Gazelle mentioned the opposition’s achievement in Georgetown and that is very important. In Georgetown, the opposition created a coalition that had never been seen before. In my view, the next step is to create an institution with mutual recognition or proportional representation for all members. Hopefully, Gazelle will play the role of moderator in creating this institution. We need to have more than a coalition. We need an institution with a council representing each of the various groups. I would like to see the composition of the Iranian people inside Iran reflected in the opposition coalition outside the country. Everybody will be happy because every minority will be represented.

When the international community, including the American and European public, see a coalition of the Iranian opposition, with proportional representation for minorities, they will be more inclined to support them in toppling the regime and in helping to transition to a new government. The Iranians, or Persians, are among the smartest people in the Middle East. As such, I see a bright future if they follow the principles of mutual recognition and mutual representation.

Gazelle: As I said, the regime’s worst nightmare is a union of the different Iranian factions. That is why they are disseminating so much propaganda and creating internal wars within the ethnic minorities. As an example, several factions in Kurdistan are currently pitted against each other. The regime creates the perception in people’s minds that the minorities will be separatists and will do all sorts of bad things. It is the Islamic regime that is separating and dividing people. Those in the diaspora have realized the regime’s role in separating people and they are working to overcome their influence.

In 2022, all of Iran went out into the streets in support of a Kurdish girl, Jina Mahsa Amini. They are still using the Kurdish slogan from that time, “Jin, Jiyan, Azadi” or “Woman, Life Freedom”. So, inside of Iran, the people acknowledge they want the Islamic regime to go. Outside of Iran, in the diaspora, we have the same thing happening. In the three and a half years I have been fighting for the life of my father, I have been in contact with many Iranian factions or minorities. I have both monarchists and communists campaigning for my father. These are all people stepping up to advocate for human rights and we can connect them.

Last month, we launched a global campaign called Cut the Rope, named for the execution wave the regime is conducting in Iran. In one day, over 123 well-known public figures from all over the globe came out in support of this campaign. We had support from people from Israel, Sudan, Iraq, and the USA, to name just a few. We had people from Darfur, where an actual genocide going on. This simple campaign united so many and so we can do this. It is not an illusion. It is propaganda to tell us that we cannot do this, to stop us from doing it. We are very close.

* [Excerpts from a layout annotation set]
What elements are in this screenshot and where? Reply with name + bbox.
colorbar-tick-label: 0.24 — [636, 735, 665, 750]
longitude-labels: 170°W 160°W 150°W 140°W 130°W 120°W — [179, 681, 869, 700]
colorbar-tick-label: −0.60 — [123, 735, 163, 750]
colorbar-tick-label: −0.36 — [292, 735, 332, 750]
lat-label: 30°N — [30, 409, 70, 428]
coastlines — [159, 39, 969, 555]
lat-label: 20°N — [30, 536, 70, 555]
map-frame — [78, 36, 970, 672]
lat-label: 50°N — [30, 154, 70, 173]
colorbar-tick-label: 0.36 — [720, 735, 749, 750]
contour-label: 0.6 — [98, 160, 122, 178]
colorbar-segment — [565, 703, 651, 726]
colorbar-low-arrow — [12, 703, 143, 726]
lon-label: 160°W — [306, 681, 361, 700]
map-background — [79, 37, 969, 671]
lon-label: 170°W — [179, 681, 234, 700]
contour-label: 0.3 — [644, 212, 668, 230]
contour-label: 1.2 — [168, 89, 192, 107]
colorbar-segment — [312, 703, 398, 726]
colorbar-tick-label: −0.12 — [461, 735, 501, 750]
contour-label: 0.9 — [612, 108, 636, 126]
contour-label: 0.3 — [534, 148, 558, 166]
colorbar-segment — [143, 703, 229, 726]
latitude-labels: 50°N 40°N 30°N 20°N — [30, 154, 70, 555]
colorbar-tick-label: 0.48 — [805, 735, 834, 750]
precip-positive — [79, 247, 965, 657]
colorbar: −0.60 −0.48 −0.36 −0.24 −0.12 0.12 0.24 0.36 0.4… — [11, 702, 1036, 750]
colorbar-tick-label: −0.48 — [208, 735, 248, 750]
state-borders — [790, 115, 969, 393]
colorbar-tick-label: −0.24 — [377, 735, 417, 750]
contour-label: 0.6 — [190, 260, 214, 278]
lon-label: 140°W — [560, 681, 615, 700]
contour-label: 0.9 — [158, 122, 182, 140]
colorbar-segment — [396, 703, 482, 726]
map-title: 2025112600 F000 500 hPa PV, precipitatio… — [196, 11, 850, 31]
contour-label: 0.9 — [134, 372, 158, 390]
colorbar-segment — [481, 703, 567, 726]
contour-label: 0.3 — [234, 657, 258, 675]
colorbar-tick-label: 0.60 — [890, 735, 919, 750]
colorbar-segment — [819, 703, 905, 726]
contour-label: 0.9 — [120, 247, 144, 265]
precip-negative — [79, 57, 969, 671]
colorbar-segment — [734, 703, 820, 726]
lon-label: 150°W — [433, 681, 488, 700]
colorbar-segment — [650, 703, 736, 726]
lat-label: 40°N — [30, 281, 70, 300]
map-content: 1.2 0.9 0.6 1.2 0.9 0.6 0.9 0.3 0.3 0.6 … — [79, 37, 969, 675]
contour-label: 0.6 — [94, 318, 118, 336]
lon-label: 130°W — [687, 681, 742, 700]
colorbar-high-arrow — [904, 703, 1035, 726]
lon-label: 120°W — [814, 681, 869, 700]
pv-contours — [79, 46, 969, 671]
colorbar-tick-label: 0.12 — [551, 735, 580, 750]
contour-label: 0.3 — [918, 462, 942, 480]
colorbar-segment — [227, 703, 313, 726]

* [OBJECTIVES]
**A)** Retype the passage about the Iranian opposition between "Gazelle mentioned the" and "will be represented.", inclusive.
**B)** List the countries that the passage about the Iranian opposition names as sources of support for the Cut the Rope campaign.
**C)** Proceed with the passage about the Iranian opposition, starting after its final sentence.

* [TASK ANSWERS]
**A)**
Gazelle mentioned the opposition’s achievement in Georgetown and that is very important. In Georgetown, the opposition created a coalition that had never been seen before. In my view, the next step is to create an institution with mutual recognition or proportional representation for all members. Hopefully, Gazelle will play the role of moderator in creating this institution. We need to have more than a coalition. We need an institution with a council representing each of the various groups. I would like to see the composition of the Iranian people inside Iran reflected in the opposition coalition outside the country. Everybody will be happy because every minority will be represented.

**B)** Israel, Sudan, Iraq, the USA

**C)**
Walid: One more addition. I speak as an American from a non-Iranian community. I am saying this for the first time in front of Gazelle. When I was appointed as a presidential nominee advisor, Arabs, Israelis, and ethnic opposition groups in Iran reached out to me. I asked the ethnic opposition groups what kind of country they would want to see Iran becoming if it was liberated from the current regime. Even though they were members of ethnic minorities, they answered that they would love to be a part of a huge, modern country. They mentioned that all they needed was to have their language and schools and to have representation in the government. They look at Belgium and Switzerland as successful models for the type of Iran they would like to see established. Of course, there are always factions who are nationalists who would like to separate. Even those who want to separate, however, want to also become modern countries and do not support the regime. It does appear to me that the majority of the civil societies in these ethnic areas want mutual recognition in a federation-type government. They would be so happy to drive from Sanandaj to Tehran, just like we do here when we drive from state to state. Our beautiful, huge country is also multi-ethnic at the end of the day.

Gazelle was added to a delegation of NGOs back in December. The delegates were Middle Eastern Americans: Lebanese, Syrians, Iraqis, Kurds, South Yemenis, Sudanese, and Darfuris. It was a beautiful real coalition that went to the United Nations and met with members of the Security Council. I was with them as an advisor. A united coalition of delegates from different countries is impactful. It showed it is possible to establish a multi-ethnic regional coalition. It proves that with the right architects, it is entirely possible to create a similar coalition for Iran. As I keep emphasizing, the United States Congress is very responsive. Hopefully this US administration, but most likely the next one, will implement a different free Iran policy.

Joseph: Thank you both. We have a question from our president, Sarah Stern. Sarah is asking if you could go into a little more detail and name the pro-Iranian regime groups and individuals that have so successfully infiltrated the administration in Capitol Hill.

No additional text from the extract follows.